Begin
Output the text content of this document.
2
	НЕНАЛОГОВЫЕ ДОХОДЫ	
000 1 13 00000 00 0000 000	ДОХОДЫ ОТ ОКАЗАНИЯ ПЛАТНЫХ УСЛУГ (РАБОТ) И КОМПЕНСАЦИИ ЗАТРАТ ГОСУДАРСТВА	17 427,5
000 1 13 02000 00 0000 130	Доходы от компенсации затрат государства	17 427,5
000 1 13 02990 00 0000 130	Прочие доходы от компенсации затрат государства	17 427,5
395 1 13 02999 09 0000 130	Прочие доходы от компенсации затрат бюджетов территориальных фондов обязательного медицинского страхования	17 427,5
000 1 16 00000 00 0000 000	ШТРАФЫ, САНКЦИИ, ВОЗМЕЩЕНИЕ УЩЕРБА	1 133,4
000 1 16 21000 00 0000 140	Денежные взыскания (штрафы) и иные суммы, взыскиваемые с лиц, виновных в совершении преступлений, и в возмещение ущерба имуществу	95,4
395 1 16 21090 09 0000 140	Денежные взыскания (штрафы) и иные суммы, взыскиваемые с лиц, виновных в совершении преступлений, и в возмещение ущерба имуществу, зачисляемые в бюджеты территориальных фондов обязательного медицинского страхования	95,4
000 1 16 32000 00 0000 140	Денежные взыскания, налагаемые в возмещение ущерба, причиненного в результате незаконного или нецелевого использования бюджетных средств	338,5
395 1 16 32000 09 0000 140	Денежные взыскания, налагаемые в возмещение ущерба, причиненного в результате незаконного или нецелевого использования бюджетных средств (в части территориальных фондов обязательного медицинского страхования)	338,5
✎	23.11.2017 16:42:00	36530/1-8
End
WHAT YOU NEED TO DO:
Search the listing for the string "результате". Copy each line where it turns up.

OUTPUT BELOW:
000 1 16 32000 00 0000 140	Денежные взыскания, налагаемые в возмещение ущерба, причиненного в результате незаконного или нецелевого использования бюджетных средств	338,5
395 1 16 32000 09 0000 140	Денежные взыскания, налагаемые в возмещение ущерба, причиненного в результате незаконного или нецелевого использования бюджетных средств (в части территориальных фондов обязательного медицинского страхования)	338,5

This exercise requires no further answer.